Exercise text below:

No refunds for cancellations after 4/4/2014.
- 12 people
- 5.0 CEU What is a CEU?
Who Should Attend
This field seminar is designed for geologists, particularly those interested in clastic stratigraphy, facies interpretation, and sequence stratigraphic analysis at the level of parasequences. Geophysicists and reservoir engineers with strong geological backgrounds who are interested in facies architectures at interwell and field scales are also encouraged to attend.
Geoscientists who complete the field seminar should find themselves better able to:
- Distinguish a wide variety of fluvial-deltaic facies in outcrop, core and on wireline logs.
- Recognize typical facies and successions.
- Pick the discontinuities that constitute flooding surfaces in shallow- and marginal-marine settings and thereby
- Define parasequences and, where appropriate, parasequence sets.
The emphasis in this 7-day field seminar is on tracking parasequences laterally, most commonly by walking them out over distances of up to several miles. By doing so, participants will acquire a better understanding of the architecture and interrelationships between facies. Participants will also gain an appreciation of the relative importance of eustatic sea-level fluctuations and basin tectonics on large-scale transgressive-regressive cyclicity in foreland basin settings.
Facies examined during the Clastic Reservoir Facies Field Seminar include: channelbelt, alluvial valley fill, shoreface, wave- and river-dominated deltas, distributary channel and mouth bar, tidal inlet and tidal channel, transgressive lag, and shelf sand. Outcrops visited are in the Book Cliffs, Castle Valley, the Henry Mountains Basin, and the Kaiparowits and Markagunt Plateaus.

End of Exercise text.
Supplied entries below:

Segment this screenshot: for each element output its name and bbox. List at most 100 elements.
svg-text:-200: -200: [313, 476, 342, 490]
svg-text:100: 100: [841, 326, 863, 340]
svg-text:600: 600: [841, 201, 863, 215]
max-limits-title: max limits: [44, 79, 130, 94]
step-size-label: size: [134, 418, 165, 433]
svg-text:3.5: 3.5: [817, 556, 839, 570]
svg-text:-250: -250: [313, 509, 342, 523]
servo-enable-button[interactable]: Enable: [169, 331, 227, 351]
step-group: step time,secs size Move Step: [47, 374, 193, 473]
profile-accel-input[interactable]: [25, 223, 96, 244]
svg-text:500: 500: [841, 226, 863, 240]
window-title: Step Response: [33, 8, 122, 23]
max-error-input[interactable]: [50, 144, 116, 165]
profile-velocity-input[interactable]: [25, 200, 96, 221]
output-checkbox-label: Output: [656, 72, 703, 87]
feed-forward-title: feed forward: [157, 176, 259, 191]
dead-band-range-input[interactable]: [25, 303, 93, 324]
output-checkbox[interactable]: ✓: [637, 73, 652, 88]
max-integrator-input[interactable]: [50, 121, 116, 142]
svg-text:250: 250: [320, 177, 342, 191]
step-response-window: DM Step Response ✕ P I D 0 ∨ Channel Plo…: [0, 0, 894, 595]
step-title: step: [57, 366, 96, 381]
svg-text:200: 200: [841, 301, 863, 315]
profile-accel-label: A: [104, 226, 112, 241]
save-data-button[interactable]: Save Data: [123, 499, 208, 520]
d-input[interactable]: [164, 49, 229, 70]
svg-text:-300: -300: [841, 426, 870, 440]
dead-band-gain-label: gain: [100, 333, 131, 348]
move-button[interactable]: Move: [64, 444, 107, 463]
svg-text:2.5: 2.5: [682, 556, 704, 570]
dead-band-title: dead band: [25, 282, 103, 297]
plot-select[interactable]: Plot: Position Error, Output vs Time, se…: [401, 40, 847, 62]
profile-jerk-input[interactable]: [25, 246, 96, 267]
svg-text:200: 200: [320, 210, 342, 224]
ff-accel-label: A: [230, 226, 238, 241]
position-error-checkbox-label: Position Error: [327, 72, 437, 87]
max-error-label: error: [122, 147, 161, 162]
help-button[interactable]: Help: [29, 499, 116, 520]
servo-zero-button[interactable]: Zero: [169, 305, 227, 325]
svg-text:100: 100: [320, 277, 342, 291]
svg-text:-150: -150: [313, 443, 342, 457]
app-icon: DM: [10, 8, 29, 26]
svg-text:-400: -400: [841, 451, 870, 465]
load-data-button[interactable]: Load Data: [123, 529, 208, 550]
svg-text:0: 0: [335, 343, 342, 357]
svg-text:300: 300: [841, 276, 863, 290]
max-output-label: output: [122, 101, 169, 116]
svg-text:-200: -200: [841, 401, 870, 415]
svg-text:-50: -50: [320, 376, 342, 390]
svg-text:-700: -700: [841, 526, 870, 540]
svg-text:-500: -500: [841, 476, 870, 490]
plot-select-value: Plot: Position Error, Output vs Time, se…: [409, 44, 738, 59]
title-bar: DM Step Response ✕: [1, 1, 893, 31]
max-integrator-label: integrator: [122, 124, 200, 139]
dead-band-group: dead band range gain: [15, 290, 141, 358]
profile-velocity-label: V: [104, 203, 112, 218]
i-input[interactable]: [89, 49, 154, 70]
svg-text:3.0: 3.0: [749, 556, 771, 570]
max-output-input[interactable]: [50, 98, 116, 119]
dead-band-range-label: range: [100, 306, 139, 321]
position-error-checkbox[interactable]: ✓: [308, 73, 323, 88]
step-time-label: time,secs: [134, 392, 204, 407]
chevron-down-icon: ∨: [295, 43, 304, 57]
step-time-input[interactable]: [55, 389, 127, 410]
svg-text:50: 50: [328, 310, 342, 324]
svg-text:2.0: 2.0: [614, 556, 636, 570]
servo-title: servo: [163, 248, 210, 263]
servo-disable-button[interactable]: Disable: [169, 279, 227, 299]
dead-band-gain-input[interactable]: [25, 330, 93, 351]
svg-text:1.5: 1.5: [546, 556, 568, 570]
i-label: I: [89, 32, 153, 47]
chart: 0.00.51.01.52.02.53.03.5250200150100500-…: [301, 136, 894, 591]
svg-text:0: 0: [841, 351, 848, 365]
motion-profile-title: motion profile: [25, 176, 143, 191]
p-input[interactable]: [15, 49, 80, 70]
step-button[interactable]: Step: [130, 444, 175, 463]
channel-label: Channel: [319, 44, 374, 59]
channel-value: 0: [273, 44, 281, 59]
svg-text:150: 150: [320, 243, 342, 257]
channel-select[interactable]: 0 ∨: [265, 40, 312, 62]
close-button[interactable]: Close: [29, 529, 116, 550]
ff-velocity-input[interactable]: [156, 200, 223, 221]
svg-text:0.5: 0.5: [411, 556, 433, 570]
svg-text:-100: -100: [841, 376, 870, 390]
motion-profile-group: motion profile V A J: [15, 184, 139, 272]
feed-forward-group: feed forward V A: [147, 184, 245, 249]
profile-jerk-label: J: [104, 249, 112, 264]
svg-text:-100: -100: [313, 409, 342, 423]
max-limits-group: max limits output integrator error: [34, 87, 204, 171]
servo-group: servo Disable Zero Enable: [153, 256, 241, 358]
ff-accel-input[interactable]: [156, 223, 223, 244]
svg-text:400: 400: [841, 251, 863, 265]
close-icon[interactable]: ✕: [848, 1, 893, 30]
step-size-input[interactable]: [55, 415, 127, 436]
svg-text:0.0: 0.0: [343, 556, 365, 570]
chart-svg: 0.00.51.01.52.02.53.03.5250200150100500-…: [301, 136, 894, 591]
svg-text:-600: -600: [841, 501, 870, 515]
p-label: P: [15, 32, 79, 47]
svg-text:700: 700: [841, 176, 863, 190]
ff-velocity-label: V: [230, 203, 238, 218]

End of Supplied entries.

** Task set **
- a) Rewrite the part of the clastic facies seminar description that opens with the words containing "Who Should Attend" and closes with "on wireline logs.", replacing "reservoir engineers" with "petroleum engineers".
- b) Carry on the clastic facies seminar description from its last sentence.

** Responses by task **
- a)
Who Should Attend
This field seminar is designed for geologists, particularly those interested in clastic stratigraphy, facies interpretation, and sequence stratigraphic analysis at the level of parasequences. Geophysicists and petroleum engineers with strong geological backgrounds who are interested in facies architectures at interwell and field scales are also encouraged to attend.
Geoscientists who complete the field seminar should find themselves better able to:
- Distinguish a wide variety of fluvial-deltaic facies in outcrop, core and on wireline logs.

- b)
The seminar focuses on the lithologic variations that characterize clastic reservoir facies and on development of models that can be used to predict these variations in the subsurface. Participants will learn about clastic reservoir facies through a series of case studies. Case studies initially focus on the vertical facies successions that characterize particular paleoenvironments and the criteria that can be used to recognize them on wireline logs and in cores. The main emphasis of the case studies, however, is on lateral relationships. The scales of lateral variations examined range from reservoir heterogeneities at inter-well spacing up to the more regional facies variations that are the basis for exploration models.
Lateral relationships that characterize clastic reservoir facies are demonstrated by walking representative units out in areas of continuous exposure. To cite one example: on outcrops of the Ferron Sandstone, participants examine the sandstone grain size and the sedimentary and biogenic structures that occur at the landward edge of a sandstone body that accumulated on a prograding shoreface. They then walk across the landward pinch-out of the sandstone body into deposits of the lagoon and swamp that lay behind the shoreline. Sections from the outcrops and from a large number of nearby drillholes reveal the facies relationships. The emphasis in this field seminar is on practical applications: if, for instance, a discovery well penetrated a hydrocarbon bearing shoreface unit consisting of 8 m of upper shoreface and foreshore strata lying directly on a marine flooding surface, what is the likelihood that an appraisal well drilled one km landward would also encounter shoreface strata, rather than non-reservoir lagoonal beds? The Ferron example mentioned above serves as an analog and provides an answer.
Larger-scale variations are examined by driving between localities. By this means, architectures of river-dominated deltas and of the channel belts that fed them are demonstrated in the Ferron Sandstone in Castle Valley. The effects of subsidence patterns on the architectures of channel belts and shoreline sandstone bodies of the Dakota Sandstone are examined in the Henry Mountains Basin and on the margins of Kaiparowits Plateau.
Class size is kept small for mobility and to promote group and individual discussions with the instructor on the outcrop. A considerable amount of hiking is involved. Participants should be in good physical condition.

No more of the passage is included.